═══ Provided data ═══
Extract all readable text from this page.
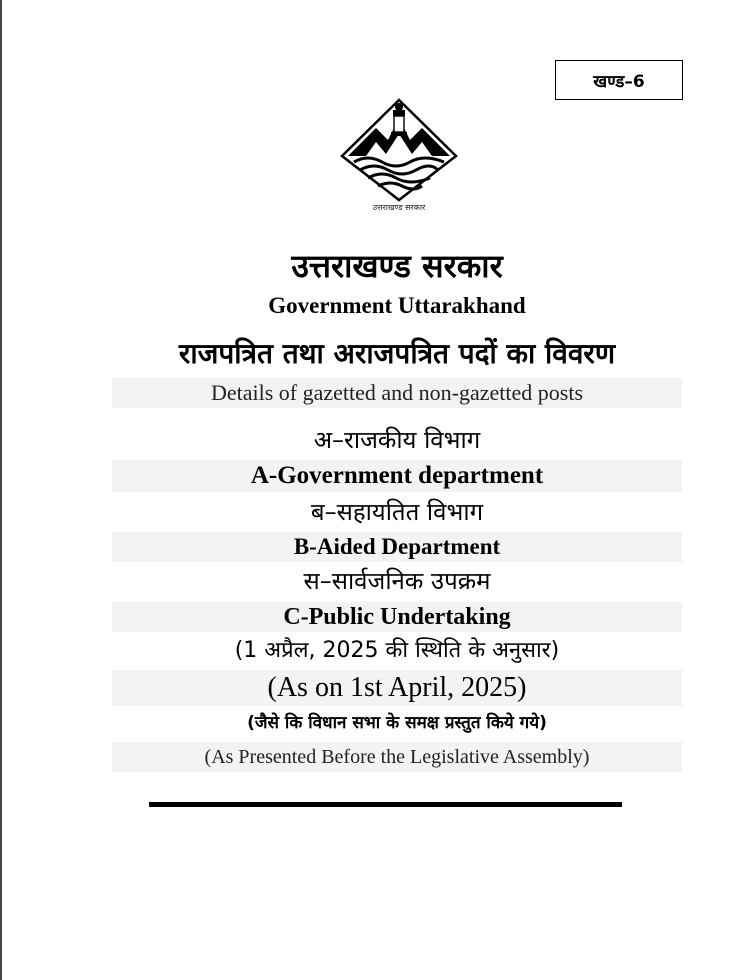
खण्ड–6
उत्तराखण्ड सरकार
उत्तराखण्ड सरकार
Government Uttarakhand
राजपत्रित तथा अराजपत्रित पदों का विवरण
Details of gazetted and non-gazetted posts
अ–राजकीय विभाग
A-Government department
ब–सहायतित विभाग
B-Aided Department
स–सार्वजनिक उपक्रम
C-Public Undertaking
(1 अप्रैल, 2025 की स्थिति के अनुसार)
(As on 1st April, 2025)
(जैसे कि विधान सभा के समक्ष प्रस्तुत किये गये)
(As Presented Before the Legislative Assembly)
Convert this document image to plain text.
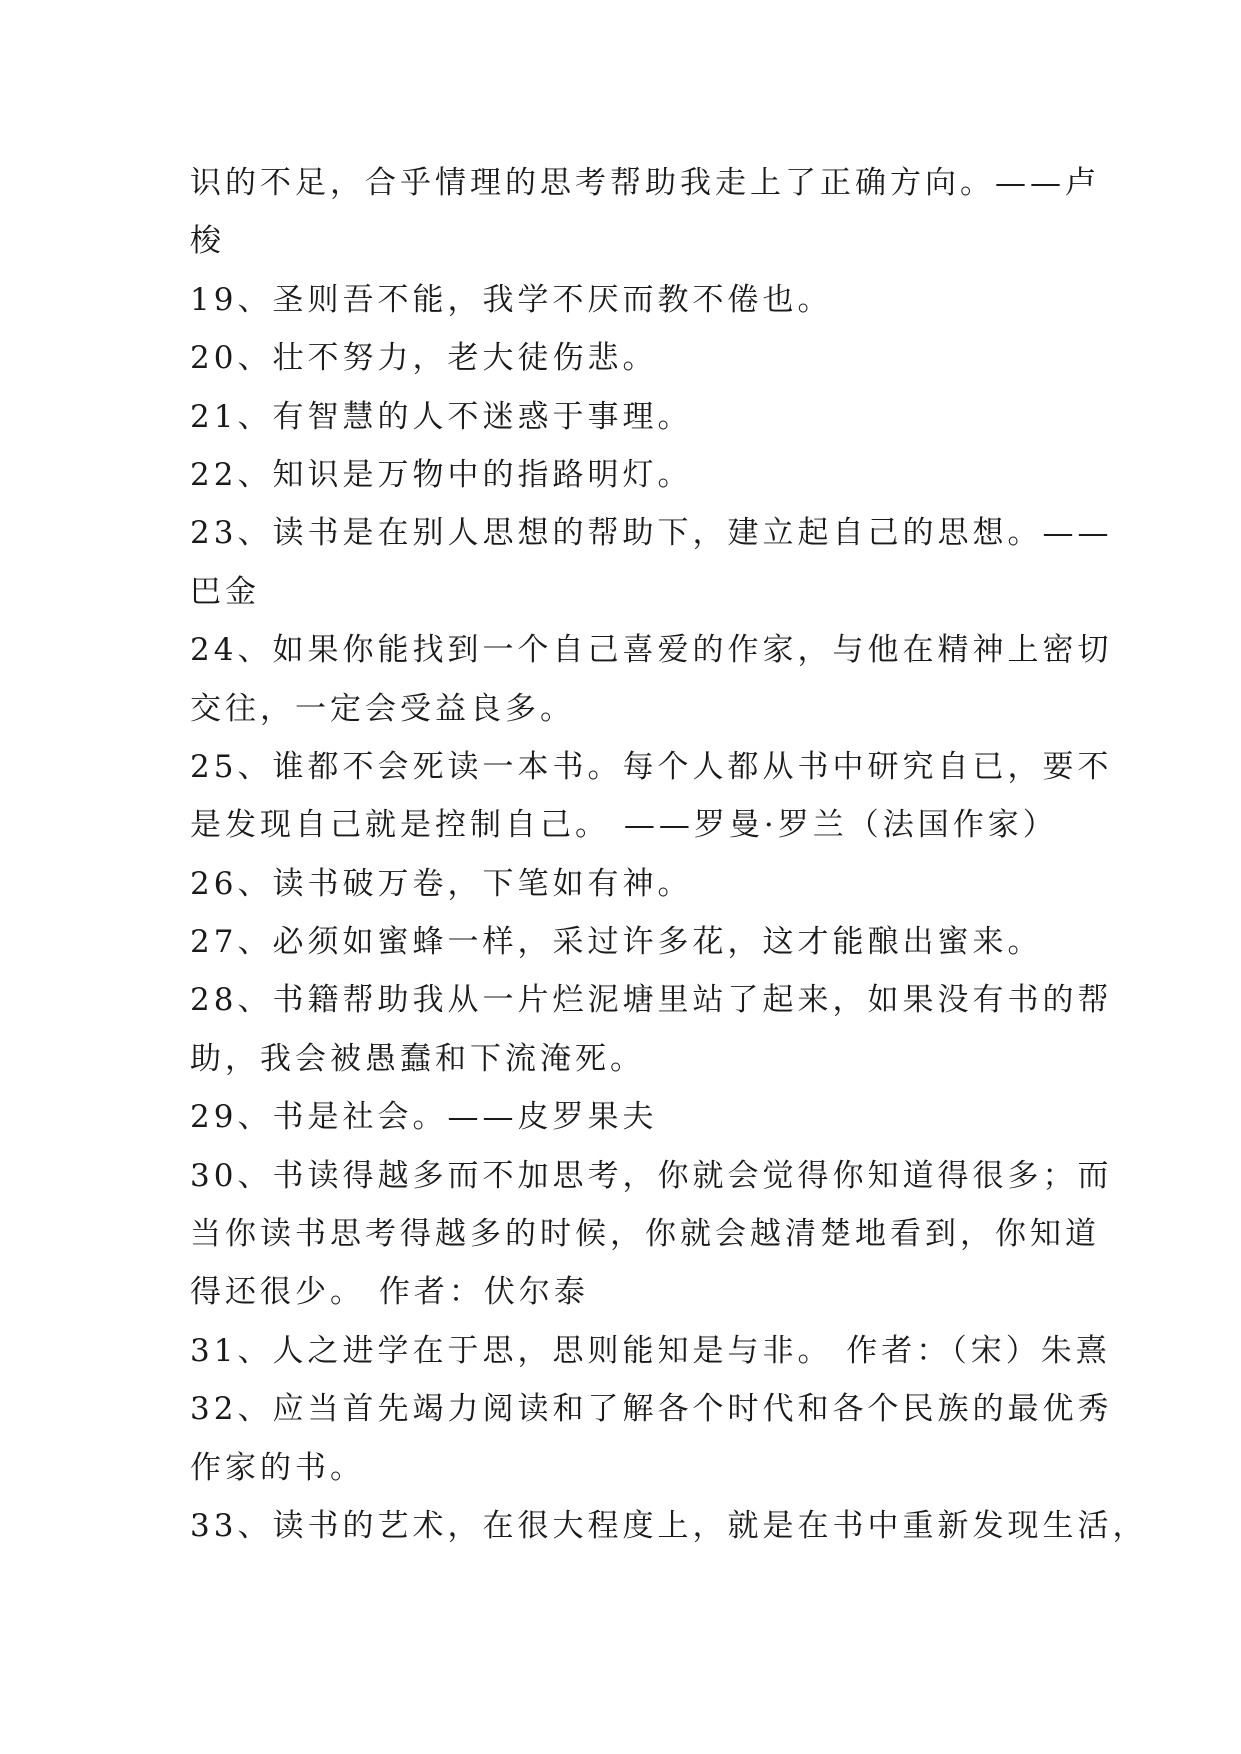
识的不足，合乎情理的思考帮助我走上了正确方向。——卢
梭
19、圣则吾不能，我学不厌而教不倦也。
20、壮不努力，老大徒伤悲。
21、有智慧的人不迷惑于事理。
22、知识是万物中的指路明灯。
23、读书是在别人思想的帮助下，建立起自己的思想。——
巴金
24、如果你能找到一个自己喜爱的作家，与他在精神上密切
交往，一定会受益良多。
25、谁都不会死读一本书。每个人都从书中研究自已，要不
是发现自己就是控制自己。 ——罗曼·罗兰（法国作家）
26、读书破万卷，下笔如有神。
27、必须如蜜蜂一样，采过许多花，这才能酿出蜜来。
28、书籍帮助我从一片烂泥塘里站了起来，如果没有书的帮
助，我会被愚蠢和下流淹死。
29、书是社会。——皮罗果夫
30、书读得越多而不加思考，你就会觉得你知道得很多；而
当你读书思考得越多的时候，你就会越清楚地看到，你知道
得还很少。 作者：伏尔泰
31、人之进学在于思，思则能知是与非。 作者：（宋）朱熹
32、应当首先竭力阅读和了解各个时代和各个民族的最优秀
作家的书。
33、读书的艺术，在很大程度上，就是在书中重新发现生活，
═══
═══ Provided data ═══
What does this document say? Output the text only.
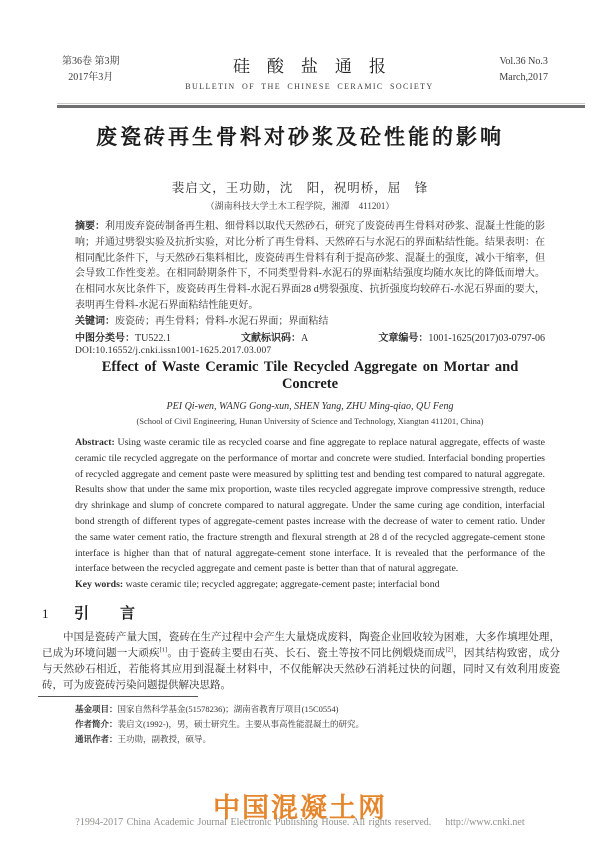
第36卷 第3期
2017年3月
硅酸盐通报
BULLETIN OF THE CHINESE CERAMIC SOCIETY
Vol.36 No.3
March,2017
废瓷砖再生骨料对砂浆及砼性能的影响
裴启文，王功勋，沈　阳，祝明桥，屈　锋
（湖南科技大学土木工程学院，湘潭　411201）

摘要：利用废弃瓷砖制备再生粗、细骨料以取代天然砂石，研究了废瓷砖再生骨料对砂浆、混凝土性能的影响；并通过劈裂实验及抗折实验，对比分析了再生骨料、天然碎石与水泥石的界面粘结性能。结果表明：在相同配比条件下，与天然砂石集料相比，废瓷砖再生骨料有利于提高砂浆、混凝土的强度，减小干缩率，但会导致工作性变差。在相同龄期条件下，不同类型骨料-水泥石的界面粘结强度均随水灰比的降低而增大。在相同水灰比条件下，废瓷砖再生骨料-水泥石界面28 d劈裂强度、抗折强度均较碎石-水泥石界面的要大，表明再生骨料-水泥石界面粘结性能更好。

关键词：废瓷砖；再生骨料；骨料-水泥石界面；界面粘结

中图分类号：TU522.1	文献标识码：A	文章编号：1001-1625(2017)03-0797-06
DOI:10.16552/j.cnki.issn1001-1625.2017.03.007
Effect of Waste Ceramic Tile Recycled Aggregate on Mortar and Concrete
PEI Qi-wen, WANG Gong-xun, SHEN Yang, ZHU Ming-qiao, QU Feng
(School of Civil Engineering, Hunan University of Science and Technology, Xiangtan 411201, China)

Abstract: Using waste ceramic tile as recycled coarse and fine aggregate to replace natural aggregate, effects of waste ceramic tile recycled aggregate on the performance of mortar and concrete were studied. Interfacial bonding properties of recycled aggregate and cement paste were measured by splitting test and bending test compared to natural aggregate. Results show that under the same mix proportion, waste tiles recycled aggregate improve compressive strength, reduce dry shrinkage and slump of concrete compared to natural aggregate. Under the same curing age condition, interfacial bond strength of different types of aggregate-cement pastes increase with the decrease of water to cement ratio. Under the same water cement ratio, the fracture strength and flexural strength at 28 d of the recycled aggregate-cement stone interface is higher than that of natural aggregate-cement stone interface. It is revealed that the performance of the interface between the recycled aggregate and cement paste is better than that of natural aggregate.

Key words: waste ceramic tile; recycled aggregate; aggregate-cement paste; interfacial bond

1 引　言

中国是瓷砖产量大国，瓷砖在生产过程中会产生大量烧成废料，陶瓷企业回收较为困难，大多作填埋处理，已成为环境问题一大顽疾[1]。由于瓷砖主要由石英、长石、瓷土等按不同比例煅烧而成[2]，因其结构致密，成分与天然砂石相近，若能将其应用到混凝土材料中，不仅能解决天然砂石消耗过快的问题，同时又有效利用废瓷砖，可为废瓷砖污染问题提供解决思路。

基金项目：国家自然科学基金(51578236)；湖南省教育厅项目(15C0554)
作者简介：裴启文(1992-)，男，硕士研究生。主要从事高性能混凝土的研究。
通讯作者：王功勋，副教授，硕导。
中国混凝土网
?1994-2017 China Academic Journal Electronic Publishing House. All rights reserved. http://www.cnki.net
═══
__Exercise__: Look through the lines above and collect those with the word "this".

__Exercise result__:
Extract all readable text from this page.
Convert this document image to plain text.
What does this document say? Output the text only.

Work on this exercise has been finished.